Repeat the listing in full. Nothing may be added or left out.

(Data entries for graphics)
--- Start ---

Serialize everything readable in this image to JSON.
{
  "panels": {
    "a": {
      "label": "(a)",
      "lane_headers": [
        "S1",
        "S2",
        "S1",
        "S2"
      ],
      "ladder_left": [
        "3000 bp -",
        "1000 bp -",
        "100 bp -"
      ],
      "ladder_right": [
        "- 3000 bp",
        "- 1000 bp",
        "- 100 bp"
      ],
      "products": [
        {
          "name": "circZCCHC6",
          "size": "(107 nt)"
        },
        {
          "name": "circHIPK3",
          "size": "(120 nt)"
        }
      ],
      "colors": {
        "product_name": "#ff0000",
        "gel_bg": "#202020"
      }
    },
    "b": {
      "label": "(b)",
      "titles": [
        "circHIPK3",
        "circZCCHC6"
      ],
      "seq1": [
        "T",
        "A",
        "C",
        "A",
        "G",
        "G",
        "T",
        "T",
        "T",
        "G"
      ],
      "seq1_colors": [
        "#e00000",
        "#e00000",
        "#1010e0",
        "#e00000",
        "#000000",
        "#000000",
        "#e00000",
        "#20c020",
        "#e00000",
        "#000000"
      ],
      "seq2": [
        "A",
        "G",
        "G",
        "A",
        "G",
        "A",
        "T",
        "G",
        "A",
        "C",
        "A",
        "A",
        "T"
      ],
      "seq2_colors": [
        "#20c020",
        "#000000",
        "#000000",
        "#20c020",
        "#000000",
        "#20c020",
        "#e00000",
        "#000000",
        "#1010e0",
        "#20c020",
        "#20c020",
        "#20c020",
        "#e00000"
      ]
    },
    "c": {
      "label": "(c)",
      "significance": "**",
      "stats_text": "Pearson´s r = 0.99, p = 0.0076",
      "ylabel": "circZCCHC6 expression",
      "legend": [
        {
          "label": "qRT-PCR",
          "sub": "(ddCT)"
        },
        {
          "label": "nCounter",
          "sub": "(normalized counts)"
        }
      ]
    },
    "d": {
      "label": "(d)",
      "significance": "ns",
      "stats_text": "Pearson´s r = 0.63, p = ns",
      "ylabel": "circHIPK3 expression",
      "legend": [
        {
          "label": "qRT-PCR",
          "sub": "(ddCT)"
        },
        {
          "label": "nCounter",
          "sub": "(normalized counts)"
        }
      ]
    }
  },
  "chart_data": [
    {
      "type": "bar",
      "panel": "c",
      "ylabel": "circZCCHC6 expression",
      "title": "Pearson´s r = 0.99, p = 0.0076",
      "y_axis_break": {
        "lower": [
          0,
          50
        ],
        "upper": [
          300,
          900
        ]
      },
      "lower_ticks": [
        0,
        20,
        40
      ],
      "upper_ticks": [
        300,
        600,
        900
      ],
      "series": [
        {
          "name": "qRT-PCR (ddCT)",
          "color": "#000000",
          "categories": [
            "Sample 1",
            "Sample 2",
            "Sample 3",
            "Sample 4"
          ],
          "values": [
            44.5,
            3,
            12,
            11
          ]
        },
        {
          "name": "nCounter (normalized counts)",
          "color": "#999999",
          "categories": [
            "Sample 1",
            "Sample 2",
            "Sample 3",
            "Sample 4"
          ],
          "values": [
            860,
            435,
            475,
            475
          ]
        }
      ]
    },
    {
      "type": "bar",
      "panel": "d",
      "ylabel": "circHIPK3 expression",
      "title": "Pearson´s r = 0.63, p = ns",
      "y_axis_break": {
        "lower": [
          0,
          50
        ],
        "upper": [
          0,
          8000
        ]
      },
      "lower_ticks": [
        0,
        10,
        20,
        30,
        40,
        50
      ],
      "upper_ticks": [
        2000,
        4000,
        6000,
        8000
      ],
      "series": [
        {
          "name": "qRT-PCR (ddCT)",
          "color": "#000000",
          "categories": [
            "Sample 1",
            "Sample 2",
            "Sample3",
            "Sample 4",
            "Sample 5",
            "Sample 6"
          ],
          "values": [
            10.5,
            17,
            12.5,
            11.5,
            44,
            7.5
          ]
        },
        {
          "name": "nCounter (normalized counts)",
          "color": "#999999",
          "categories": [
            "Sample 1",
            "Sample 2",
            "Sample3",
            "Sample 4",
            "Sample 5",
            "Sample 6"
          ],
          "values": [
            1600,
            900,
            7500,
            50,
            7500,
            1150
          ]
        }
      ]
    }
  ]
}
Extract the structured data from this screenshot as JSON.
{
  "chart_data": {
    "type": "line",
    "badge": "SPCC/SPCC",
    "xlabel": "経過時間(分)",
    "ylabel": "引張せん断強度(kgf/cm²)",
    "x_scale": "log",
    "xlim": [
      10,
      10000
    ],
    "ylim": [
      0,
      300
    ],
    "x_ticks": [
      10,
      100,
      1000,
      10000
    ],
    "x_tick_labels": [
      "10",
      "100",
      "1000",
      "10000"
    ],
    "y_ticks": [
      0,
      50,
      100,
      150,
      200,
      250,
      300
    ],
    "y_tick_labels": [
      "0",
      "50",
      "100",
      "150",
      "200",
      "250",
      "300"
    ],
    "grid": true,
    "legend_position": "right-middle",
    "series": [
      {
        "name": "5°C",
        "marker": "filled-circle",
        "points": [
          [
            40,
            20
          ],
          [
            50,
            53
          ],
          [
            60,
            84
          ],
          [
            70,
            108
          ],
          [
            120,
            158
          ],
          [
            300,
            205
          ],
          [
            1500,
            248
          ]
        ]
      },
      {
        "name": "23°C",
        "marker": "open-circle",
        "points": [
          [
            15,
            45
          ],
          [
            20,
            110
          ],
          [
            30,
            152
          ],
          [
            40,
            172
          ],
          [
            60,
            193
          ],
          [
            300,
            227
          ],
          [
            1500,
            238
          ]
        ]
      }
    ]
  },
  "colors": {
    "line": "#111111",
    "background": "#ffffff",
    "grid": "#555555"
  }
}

--- End ---

Result of this task
Serialize everything readable in this image to JSON.
{
  "panels": {
    "a": {
      "label": "(a)",
      "lane_headers": [
        "S1",
        "S2",
        "S1",
        "S2"
      ],
      "ladder_left": [
        "3000 bp -",
        "1000 bp -",
        "100 bp -"
      ],
      "ladder_right": [
        "- 3000 bp",
        "- 1000 bp",
        "- 100 bp"
      ],
      "products": [
        {
          "name": "circZCCHC6",
          "size": "(107 nt)"
        },
        {
          "name": "circHIPK3",
          "size": "(120 nt)"
        }
      ],
      "colors": {
        "product_name": "#ff0000",
        "gel_bg": "#202020"
      }
    },
    "b": {
      "label": "(b)",
      "titles": [
        "circHIPK3",
        "circZCCHC6"
      ],
      "seq1": [
        "T",
        "A",
        "C",
        "A",
        "G",
        "G",
        "T",
        "T",
        "T",
        "G"
      ],
      "seq1_colors": [
        "#e00000",
        "#e00000",
        "#1010e0",
        "#e00000",
        "#000000",
        "#000000",
        "#e00000",
        "#20c020",
        "#e00000",
        "#000000"
      ],
      "seq2": [
        "A",
        "G",
        "G",
        "A",
        "G",
        "A",
        "T",
        "G",
        "A",
        "C",
        "A",
        "A",
        "T"
      ],
      "seq2_colors": [
        "#20c020",
        "#000000",
        "#000000",
        "#20c020",
        "#000000",
        "#20c020",
        "#e00000",
        "#000000",
        "#1010e0",
        "#20c020",
        "#20c020",
        "#20c020",
        "#e00000"
      ]
    },
    "c": {
      "label": "(c)",
      "significance": "**",
      "stats_text": "Pearson´s r = 0.99, p = 0.0076",
      "ylabel": "circZCCHC6 expression",
      "legend": [
        {
          "label": "qRT-PCR",
          "sub": "(ddCT)"
        },
        {
          "label": "nCounter",
          "sub": "(normalized counts)"
        }
      ]
    },
    "d": {
      "label": "(d)",
      "significance": "ns",
      "stats_text": "Pearson´s r = 0.63, p = ns",
      "ylabel": "circHIPK3 expression",
      "legend": [
        {
          "label": "qRT-PCR",
          "sub": "(ddCT)"
        },
        {
          "label": "nCounter",
          "sub": "(normalized counts)"
        }
      ]
    }
  },
  "chart_data": [
    {
      "type": "bar",
      "panel": "c",
      "ylabel": "circZCCHC6 expression",
      "title": "Pearson´s r = 0.99, p = 0.0076",
      "y_axis_break": {
        "lower": [
          0,
          50
        ],
        "upper": [
          300,
          900
        ]
      },
      "lower_ticks": [
        0,
        20,
        40
      ],
      "upper_ticks": [
        300,
        600,
        900
      ],
      "series": [
        {
          "name": "qRT-PCR (ddCT)",
          "color": "#000000",
          "categories": [
            "Sample 1",
            "Sample 2",
            "Sample 3",
            "Sample 4"
          ],
          "values": [
            44.5,
            3,
            12,
            11
          ]
        },
        {
          "name": "nCounter (normalized counts)",
          "color": "#999999",
          "categories": [
            "Sample 1",
            "Sample 2",
            "Sample 3",
            "Sample 4"
          ],
          "values": [
            860,
            435,
            475,
            475
          ]
        }
      ]
    },
    {
      "type": "bar",
      "panel": "d",
      "ylabel": "circHIPK3 expression",
      "title": "Pearson´s r = 0.63, p = ns",
      "y_axis_break": {
        "lower": [
          0,
          50
        ],
        "upper": [
          0,
          8000
        ]
      },
      "lower_ticks": [
        0,
        10,
        20,
        30,
        40,
        50
      ],
      "upper_ticks": [
        2000,
        4000,
        6000,
        8000
      ],
      "series": [
        {
          "name": "qRT-PCR (ddCT)",
          "color": "#000000",
          "categories": [
            "Sample 1",
            "Sample 2",
            "Sample3",
            "Sample 4",
            "Sample 5",
            "Sample 6"
          ],
          "values": [
            10.5,
            17,
            12.5,
            11.5,
            44,
            7.5
          ]
        },
        {
          "name": "nCounter (normalized counts)",
          "color": "#999999",
          "categories": [
            "Sample 1",
            "Sample 2",
            "Sample3",
            "Sample 4",
            "Sample 5",
            "Sample 6"
          ],
          "values": [
            1600,
            900,
            7500,
            50,
            7500,
            1150
          ]
        }
      ]
    }
  ]
}
Extract the structured data from this screenshot as JSON.
{
  "chart_data": {
    "type": "line",
    "badge": "SPCC/SPCC",
    "xlabel": "経過時間(分)",
    "ylabel": "引張せん断強度(kgf/cm²)",
    "x_scale": "log",
    "xlim": [
      10,
      10000
    ],
    "ylim": [
      0,
      300
    ],
    "x_ticks": [
      10,
      100,
      1000,
      10000
    ],
    "x_tick_labels": [
      "10",
      "100",
      "1000",
      "10000"
    ],
    "y_ticks": [
      0,
      50,
      100,
      150,
      200,
      250,
      300
    ],
    "y_tick_labels": [
      "0",
      "50",
      "100",
      "150",
      "200",
      "250",
      "300"
    ],
    "grid": true,
    "legend_position": "right-middle",
    "series": [
      {
        "name": "5°C",
        "marker": "filled-circle",
        "points": [
          [
            40,
            20
          ],
          [
            50,
            53
          ],
          [
            60,
            84
          ],
          [
            70,
            108
          ],
          [
            120,
            158
          ],
          [
            300,
            205
          ],
          [
            1500,
            248
          ]
        ]
      },
      {
        "name": "23°C",
        "marker": "open-circle",
        "points": [
          [
            15,
            45
          ],
          [
            20,
            110
          ],
          [
            30,
            152
          ],
          [
            40,
            172
          ],
          [
            60,
            193
          ],
          [
            300,
            227
          ],
          [
            1500,
            238
          ]
        ]
      }
    ]
  },
  "colors": {
    "line": "#111111",
    "background": "#ffffff",
    "grid": "#555555"
  }
}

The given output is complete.